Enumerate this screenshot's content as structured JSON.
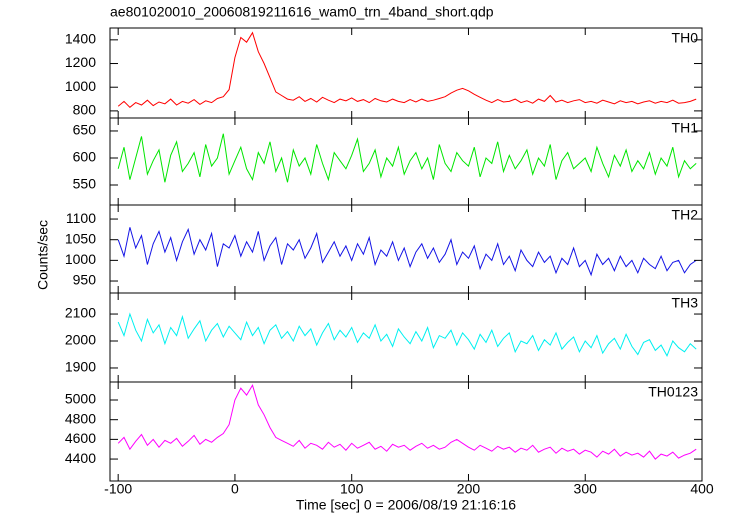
{
  "chart_data": {
    "type": "line",
    "title": "ae801020010_20060819211616_wam0_trn_4band_short.qdp",
    "xlabel": "Time [sec] 0 = 2006/08/19 21:16:16",
    "ylabel": "Counts/sec",
    "xlim": [
      -107,
      400
    ],
    "xticks": [
      -100,
      0,
      100,
      200,
      300,
      400
    ],
    "x": [
      -100,
      -95,
      -90,
      -85,
      -80,
      -75,
      -70,
      -65,
      -60,
      -55,
      -50,
      -45,
      -40,
      -35,
      -30,
      -25,
      -20,
      -15,
      -10,
      -5,
      0,
      5,
      10,
      15,
      20,
      25,
      30,
      35,
      40,
      45,
      50,
      55,
      60,
      65,
      70,
      75,
      80,
      85,
      90,
      95,
      100,
      105,
      110,
      115,
      120,
      125,
      130,
      135,
      140,
      145,
      150,
      155,
      160,
      165,
      170,
      175,
      180,
      185,
      190,
      195,
      200,
      205,
      210,
      215,
      220,
      225,
      230,
      235,
      240,
      245,
      250,
      255,
      260,
      265,
      270,
      275,
      280,
      285,
      290,
      295,
      300,
      305,
      310,
      315,
      320,
      325,
      330,
      335,
      340,
      345,
      350,
      355,
      360,
      365,
      370,
      375,
      380,
      385,
      390,
      395
    ],
    "panels": [
      {
        "name": "TH0",
        "color": "#ff0000",
        "ylim": [
          740,
          1500
        ],
        "yticks": [
          800,
          1000,
          1200,
          1400
        ],
        "values": [
          840,
          880,
          830,
          870,
          850,
          890,
          845,
          875,
          860,
          900,
          850,
          880,
          865,
          895,
          855,
          885,
          870,
          905,
          920,
          980,
          1250,
          1420,
          1380,
          1460,
          1300,
          1200,
          1080,
          960,
          930,
          900,
          890,
          920,
          880,
          905,
          875,
          915,
          890,
          870,
          900,
          885,
          910,
          880,
          895,
          870,
          905,
          885,
          875,
          900,
          880,
          870,
          895,
          875,
          900,
          880,
          890,
          905,
          920,
          950,
          975,
          990,
          970,
          940,
          915,
          890,
          870,
          895,
          875,
          880,
          900,
          870,
          885,
          865,
          900,
          880,
          930,
          875,
          890,
          870,
          885,
          895,
          870,
          880,
          865,
          890,
          875,
          860,
          885,
          870,
          880,
          860,
          875,
          885,
          865,
          880,
          870,
          890,
          865,
          870,
          880,
          900
        ]
      },
      {
        "name": "TH1",
        "color": "#00e600",
        "ylim": [
          513,
          674
        ],
        "yticks": [
          550,
          600,
          650
        ],
        "values": [
          580,
          620,
          560,
          600,
          640,
          570,
          595,
          615,
          555,
          605,
          630,
          575,
          590,
          610,
          565,
          625,
          585,
          600,
          645,
          570,
          595,
          620,
          580,
          560,
          610,
          590,
          630,
          575,
          600,
          555,
          615,
          585,
          600,
          570,
          625,
          590,
          560,
          610,
          595,
          580,
          605,
          635,
          575,
          590,
          615,
          565,
          600,
          585,
          620,
          570,
          595,
          610,
          580,
          600,
          560,
          625,
          590,
          575,
          610,
          595,
          585,
          620,
          565,
          600,
          590,
          630,
          575,
          605,
          580,
          595,
          615,
          570,
          600,
          585,
          625,
          560,
          595,
          610,
          580,
          590,
          600,
          575,
          620,
          590,
          565,
          605,
          585,
          615,
          575,
          595,
          580,
          610,
          570,
          600,
          585,
          620,
          565,
          595,
          580,
          590
        ]
      },
      {
        "name": "TH2",
        "color": "#1414e6",
        "ylim": [
          921,
          1134
        ],
        "yticks": [
          950,
          1000,
          1050,
          1100
        ],
        "values": [
          1050,
          1010,
          1080,
          1030,
          1060,
          990,
          1040,
          1070,
          1020,
          1055,
          1000,
          1045,
          1075,
          1015,
          1050,
          1025,
          1065,
          985,
          1040,
          1030,
          1060,
          1010,
          1045,
          1020,
          1070,
          1000,
          1035,
          1055,
          990,
          1040,
          1025,
          1050,
          1005,
          1030,
          1065,
          995,
          1020,
          1045,
          1010,
          1035,
          1000,
          1040,
          1015,
          1055,
          990,
          1025,
          1010,
          1045,
          1000,
          1030,
          985,
          1020,
          1040,
          1005,
          1030,
          995,
          1015,
          1050,
          990,
          1020,
          1005,
          1035,
          980,
          1015,
          1000,
          1040,
          990,
          1010,
          975,
          1025,
          1000,
          985,
          1020,
          995,
          1010,
          970,
          1005,
          990,
          1030,
          985,
          1000,
          965,
          1015,
          990,
          1005,
          975,
          1010,
          985,
          1000,
          970,
          1005,
          990,
          980,
          1010,
          975,
          995,
          1000,
          970,
          990,
          1000
        ]
      },
      {
        "name": "TH3",
        "color": "#00f0f0",
        "ylim": [
          1848,
          2178
        ],
        "yticks": [
          1900,
          2000,
          2100
        ],
        "values": [
          2070,
          2020,
          2100,
          2040,
          2000,
          2080,
          2030,
          2060,
          1990,
          2050,
          2020,
          2090,
          2010,
          2045,
          2075,
          2000,
          2040,
          2065,
          2015,
          2055,
          2030,
          2005,
          2070,
          2020,
          2050,
          1990,
          2040,
          2060,
          2010,
          2035,
          2000,
          2055,
          2020,
          2045,
          1985,
          2030,
          2065,
          2005,
          2040,
          2015,
          2050,
          1995,
          2030,
          2010,
          2060,
          2000,
          2025,
          1980,
          2045,
          2015,
          1990,
          2035,
          2000,
          2050,
          1975,
          2020,
          2010,
          2040,
          1985,
          2030,
          2005,
          1970,
          2025,
          1995,
          2040,
          1980,
          2010,
          2030,
          1960,
          2000,
          1990,
          2020,
          1965,
          2005,
          1985,
          2030,
          1970,
          1995,
          2015,
          1960,
          2000,
          1975,
          2020,
          1955,
          1990,
          2010,
          1970,
          2025,
          1980,
          1950,
          1995,
          2005,
          1965,
          1985,
          1945,
          2000,
          1975,
          1960,
          1990,
          1970
        ]
      },
      {
        "name": "TH0123",
        "color": "#ff00ff",
        "ylim": [
          4177,
          5183
        ],
        "yticks": [
          4400,
          4600,
          4800,
          5000
        ],
        "values": [
          4560,
          4620,
          4500,
          4580,
          4650,
          4540,
          4600,
          4520,
          4590,
          4560,
          4610,
          4530,
          4580,
          4640,
          4550,
          4600,
          4570,
          4620,
          4660,
          4750,
          5000,
          5120,
          5050,
          5150,
          4950,
          4850,
          4720,
          4620,
          4590,
          4560,
          4530,
          4590,
          4510,
          4560,
          4540,
          4500,
          4570,
          4520,
          4550,
          4490,
          4560,
          4510,
          4540,
          4570,
          4500,
          4530,
          4480,
          4550,
          4520,
          4540,
          4490,
          4530,
          4560,
          4510,
          4540,
          4500,
          4520,
          4570,
          4600,
          4560,
          4520,
          4490,
          4540,
          4510,
          4480,
          4530,
          4500,
          4520,
          4470,
          4510,
          4490,
          4540,
          4470,
          4500,
          4520,
          4460,
          4510,
          4480,
          4500,
          4450,
          4490,
          4470,
          4420,
          4480,
          4450,
          4500,
          4430,
          4470,
          4440,
          4460,
          4420,
          4480,
          4400,
          4450,
          4430,
          4470,
          4410,
          4440,
          4460,
          4500
        ]
      }
    ]
  }
}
■ ■ ■ ■ ■
_What you will do_
Produce an exact copy of each line of data, skipping embedded images.

_Correct result_
Enumerate this screenshot's content as structured JSON.
{
  "chart_data": {
    "type": "line",
    "title": "ae801020010_20060819211616_wam0_trn_4band_short.qdp",
    "xlabel": "Time [sec] 0 = 2006/08/19 21:16:16",
    "ylabel": "Counts/sec",
    "xlim": [
      -107,
      400
    ],
    "xticks": [
      -100,
      0,
      100,
      200,
      300,
      400
    ],
    "x": [
      -100,
      -95,
      -90,
      -85,
      -80,
      -75,
      -70,
      -65,
      -60,
      -55,
      -50,
      -45,
      -40,
      -35,
      -30,
      -25,
      -20,
      -15,
      -10,
      -5,
      0,
      5,
      10,
      15,
      20,
      25,
      30,
      35,
      40,
      45,
      50,
      55,
      60,
      65,
      70,
      75,
      80,
      85,
      90,
      95,
      100,
      105,
      110,
      115,
      120,
      125,
      130,
      135,
      140,
      145,
      150,
      155,
      160,
      165,
      170,
      175,
      180,
      185,
      190,
      195,
      200,
      205,
      210,
      215,
      220,
      225,
      230,
      235,
      240,
      245,
      250,
      255,
      260,
      265,
      270,
      275,
      280,
      285,
      290,
      295,
      300,
      305,
      310,
      315,
      320,
      325,
      330,
      335,
      340,
      345,
      350,
      355,
      360,
      365,
      370,
      375,
      380,
      385,
      390,
      395
    ],
    "panels": [
      {
        "name": "TH0",
        "color": "#ff0000",
        "ylim": [
          740,
          1500
        ],
        "yticks": [
          800,
          1000,
          1200,
          1400
        ],
        "values": [
          840,
          880,
          830,
          870,
          850,
          890,
          845,
          875,
          860,
          900,
          850,
          880,
          865,
          895,
          855,
          885,
          870,
          905,
          920,
          980,
          1250,
          1420,
          1380,
          1460,
          1300,
          1200,
          1080,
          960,
          930,
          900,
          890,
          920,
          880,
          905,
          875,
          915,
          890,
          870,
          900,
          885,
          910,
          880,
          895,
          870,
          905,
          885,
          875,
          900,
          880,
          870,
          895,
          875,
          900,
          880,
          890,
          905,
          920,
          950,
          975,
          990,
          970,
          940,
          915,
          890,
          870,
          895,
          875,
          880,
          900,
          870,
          885,
          865,
          900,
          880,
          930,
          875,
          890,
          870,
          885,
          895,
          870,
          880,
          865,
          890,
          875,
          860,
          885,
          870,
          880,
          860,
          875,
          885,
          865,
          880,
          870,
          890,
          865,
          870,
          880,
          900
        ]
      },
      {
        "name": "TH1",
        "color": "#00e600",
        "ylim": [
          513,
          674
        ],
        "yticks": [
          550,
          600,
          650
        ],
        "values": [
          580,
          620,
          560,
          600,
          640,
          570,
          595,
          615,
          555,
          605,
          630,
          575,
          590,
          610,
          565,
          625,
          585,
          600,
          645,
          570,
          595,
          620,
          580,
          560,
          610,
          590,
          630,
          575,
          600,
          555,
          615,
          585,
          600,
          570,
          625,
          590,
          560,
          610,
          595,
          580,
          605,
          635,
          575,
          590,
          615,
          565,
          600,
          585,
          620,
          570,
          595,
          610,
          580,
          600,
          560,
          625,
          590,
          575,
          610,
          595,
          585,
          620,
          565,
          600,
          590,
          630,
          575,
          605,
          580,
          595,
          615,
          570,
          600,
          585,
          625,
          560,
          595,
          610,
          580,
          590,
          600,
          575,
          620,
          590,
          565,
          605,
          585,
          615,
          575,
          595,
          580,
          610,
          570,
          600,
          585,
          620,
          565,
          595,
          580,
          590
        ]
      },
      {
        "name": "TH2",
        "color": "#1414e6",
        "ylim": [
          921,
          1134
        ],
        "yticks": [
          950,
          1000,
          1050,
          1100
        ],
        "values": [
          1050,
          1010,
          1080,
          1030,
          1060,
          990,
          1040,
          1070,
          1020,
          1055,
          1000,
          1045,
          1075,
          1015,
          1050,
          1025,
          1065,
          985,
          1040,
          1030,
          1060,
          1010,
          1045,
          1020,
          1070,
          1000,
          1035,
          1055,
          990,
          1040,
          1025,
          1050,
          1005,
          1030,
          1065,
          995,
          1020,
          1045,
          1010,
          1035,
          1000,
          1040,
          1015,
          1055,
          990,
          1025,
          1010,
          1045,
          1000,
          1030,
          985,
          1020,
          1040,
          1005,
          1030,
          995,
          1015,
          1050,
          990,
          1020,
          1005,
          1035,
          980,
          1015,
          1000,
          1040,
          990,
          1010,
          975,
          1025,
          1000,
          985,
          1020,
          995,
          1010,
          970,
          1005,
          990,
          1030,
          985,
          1000,
          965,
          1015,
          990,
          1005,
          975,
          1010,
          985,
          1000,
          970,
          1005,
          990,
          980,
          1010,
          975,
          995,
          1000,
          970,
          990,
          1000
        ]
      },
      {
        "name": "TH3",
        "color": "#00f0f0",
        "ylim": [
          1848,
          2178
        ],
        "yticks": [
          1900,
          2000,
          2100
        ],
        "values": [
          2070,
          2020,
          2100,
          2040,
          2000,
          2080,
          2030,
          2060,
          1990,
          2050,
          2020,
          2090,
          2010,
          2045,
          2075,
          2000,
          2040,
          2065,
          2015,
          2055,
          2030,
          2005,
          2070,
          2020,
          2050,
          1990,
          2040,
          2060,
          2010,
          2035,
          2000,
          2055,
          2020,
          2045,
          1985,
          2030,
          2065,
          2005,
          2040,
          2015,
          2050,
          1995,
          2030,
          2010,
          2060,
          2000,
          2025,
          1980,
          2045,
          2015,
          1990,
          2035,
          2000,
          2050,
          1975,
          2020,
          2010,
          2040,
          1985,
          2030,
          2005,
          1970,
          2025,
          1995,
          2040,
          1980,
          2010,
          2030,
          1960,
          2000,
          1990,
          2020,
          1965,
          2005,
          1985,
          2030,
          1970,
          1995,
          2015,
          1960,
          2000,
          1975,
          2020,
          1955,
          1990,
          2010,
          1970,
          2025,
          1980,
          1950,
          1995,
          2005,
          1965,
          1985,
          1945,
          2000,
          1975,
          1960,
          1990,
          1970
        ]
      },
      {
        "name": "TH0123",
        "color": "#ff00ff",
        "ylim": [
          4177,
          5183
        ],
        "yticks": [
          4400,
          4600,
          4800,
          5000
        ],
        "values": [
          4560,
          4620,
          4500,
          4580,
          4650,
          4540,
          4600,
          4520,
          4590,
          4560,
          4610,
          4530,
          4580,
          4640,
          4550,
          4600,
          4570,
          4620,
          4660,
          4750,
          5000,
          5120,
          5050,
          5150,
          4950,
          4850,
          4720,
          4620,
          4590,
          4560,
          4530,
          4590,
          4510,
          4560,
          4540,
          4500,
          4570,
          4520,
          4550,
          4490,
          4560,
          4510,
          4540,
          4570,
          4500,
          4530,
          4480,
          4550,
          4520,
          4540,
          4490,
          4530,
          4560,
          4510,
          4540,
          4500,
          4520,
          4570,
          4600,
          4560,
          4520,
          4490,
          4540,
          4510,
          4480,
          4530,
          4500,
          4520,
          4470,
          4510,
          4490,
          4540,
          4470,
          4500,
          4520,
          4460,
          4510,
          4480,
          4500,
          4450,
          4490,
          4470,
          4420,
          4480,
          4450,
          4500,
          4430,
          4470,
          4440,
          4460,
          4420,
          4480,
          4400,
          4450,
          4430,
          4470,
          4410,
          4440,
          4460,
          4500
        ]
      }
    ]
  }
}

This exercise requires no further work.